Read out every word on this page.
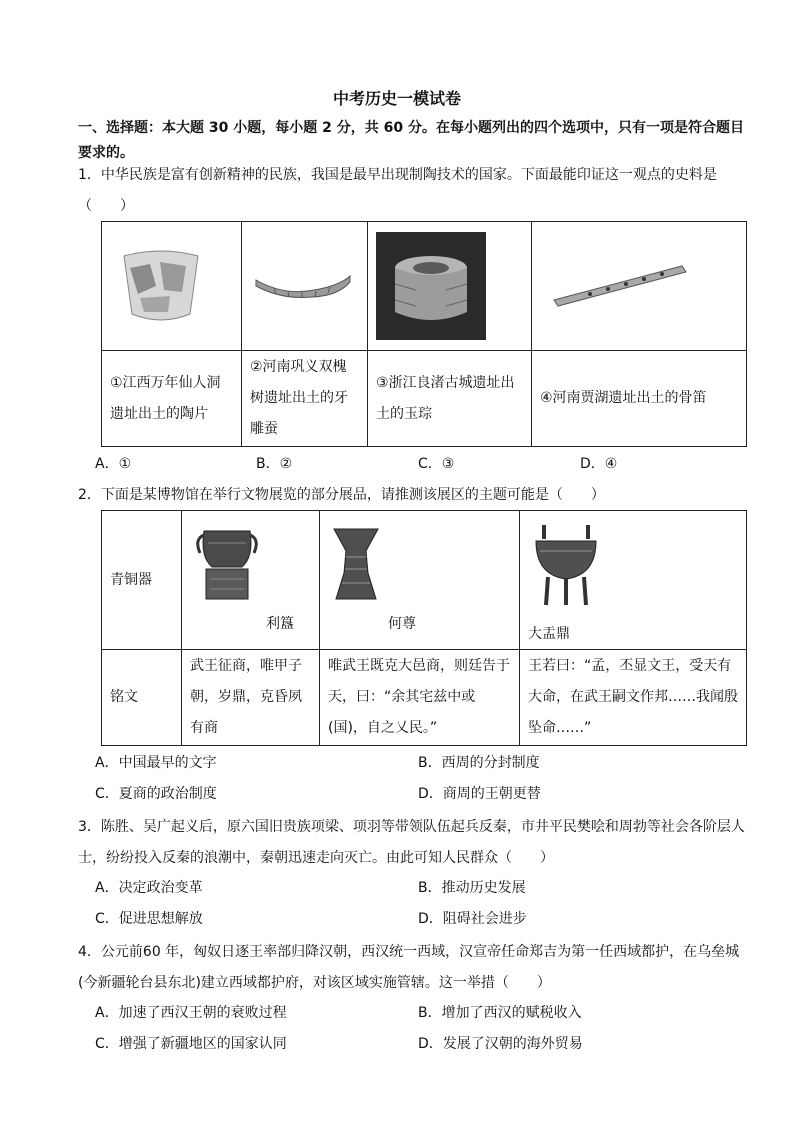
中考历史一模试卷
一、选择题：本大题 30 小题，每小题 2 分，共 60 分。在每小题列出的四个选项中，只有一项是符合题目要求的。
1．中华民族是富有创新精神的民族，我国是最早出现制陶技术的国家。下面最能印证这一观点的史料是（　　）

①江西万年仙人洞遗址出土的陶片	②河南巩义双槐树遗址出土的牙雕蚕	③浙江良渚古城遗址出土的玉琮	④河南贾湖遗址出土的骨笛
A．①	B．②	C．③	D．④
2．下面是某博物馆在举行文物展览的部分展品，请推测该展区的主题可能是（　　）
青铜器	利簋	何尊	大盂鼎

铭文	武王征商，唯甲子朝，岁鼎，克昏夙有商	唯武王既克大邑商，则廷告于天，曰：“余其宅兹中或(国)，自之乂民。”	王若曰：“孟，丕显文王，受天有大命，在武王嗣文作邦……我闻殷坠命……”
A．中国最早的文字	B．西周的分封制度
C．夏商的政治制度	D．商周的王朝更替
3．陈胜、吴广起义后，原六国旧贵族项梁、项羽等带领队伍起兵反秦，市井平民樊哙和周勃等社会各阶层人士，纷纷投入反秦的浪潮中，秦朝迅速走向灭亡。由此可知人民群众（　　）
A．决定政治变革	B．推动历史发展
C．促进思想解放	D．阻碍社会进步
4．公元前60 年，匈奴日逐王率部归降汉朝，西汉统一西域，汉宣帝任命郑吉为第一任西域都护，在乌垒城(今新疆轮台县东北)建立西域都护府，对该区域实施管辖。这一举措（　　）
A．加速了西汉王朝的衰败过程	B．增加了西汉的赋税收入
C．增强了新疆地区的国家认同	D．发展了汉朝的海外贸易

**INSTRUCTIONS TO FOLLOW:**
Please repeat the entries exactly. Do not include the pictures.

**THE REPLY:**
Read out every word on this page.
中考历史一模试卷
一、选择题：本大题 30 小题，每小题 2 分，共 60 分。在每小题列出的四个选项中，只有一项是符合题目要求的。
1．中华民族是富有创新精神的民族，我国是最早出现制陶技术的国家。下面最能印证这一观点的史料是（　　）

①江西万年仙人洞遗址出土的陶片	②河南巩义双槐树遗址出土的牙雕蚕	③浙江良渚古城遗址出土的玉琮	④河南贾湖遗址出土的骨笛
A．①	B．②	C．③	D．④
2．下面是某博物馆在举行文物展览的部分展品，请推测该展区的主题可能是（　　）
青铜器	利簋	何尊	大盂鼎

铭文	武王征商，唯甲子朝，岁鼎，克昏夙有商	唯武王既克大邑商，则廷告于天，曰：“余其宅兹中或(国)，自之乂民。”	王若曰：“孟，丕显文王，受天有大命，在武王嗣文作邦……我闻殷坠命……”
A．中国最早的文字	B．西周的分封制度
C．夏商的政治制度	D．商周的王朝更替
3．陈胜、吴广起义后，原六国旧贵族项梁、项羽等带领队伍起兵反秦，市井平民樊哙和周勃等社会各阶层人士，纷纷投入反秦的浪潮中，秦朝迅速走向灭亡。由此可知人民群众（　　）
A．决定政治变革	B．推动历史发展
C．促进思想解放	D．阻碍社会进步
4．公元前60 年，匈奴日逐王率部归降汉朝，西汉统一西域，汉宣帝任命郑吉为第一任西域都护，在乌垒城(今新疆轮台县东北)建立西域都护府，对该区域实施管辖。这一举措（　　）
A．加速了西汉王朝的衰败过程	B．增加了西汉的赋税收入
C．增强了新疆地区的国家认同	D．发展了汉朝的海外贸易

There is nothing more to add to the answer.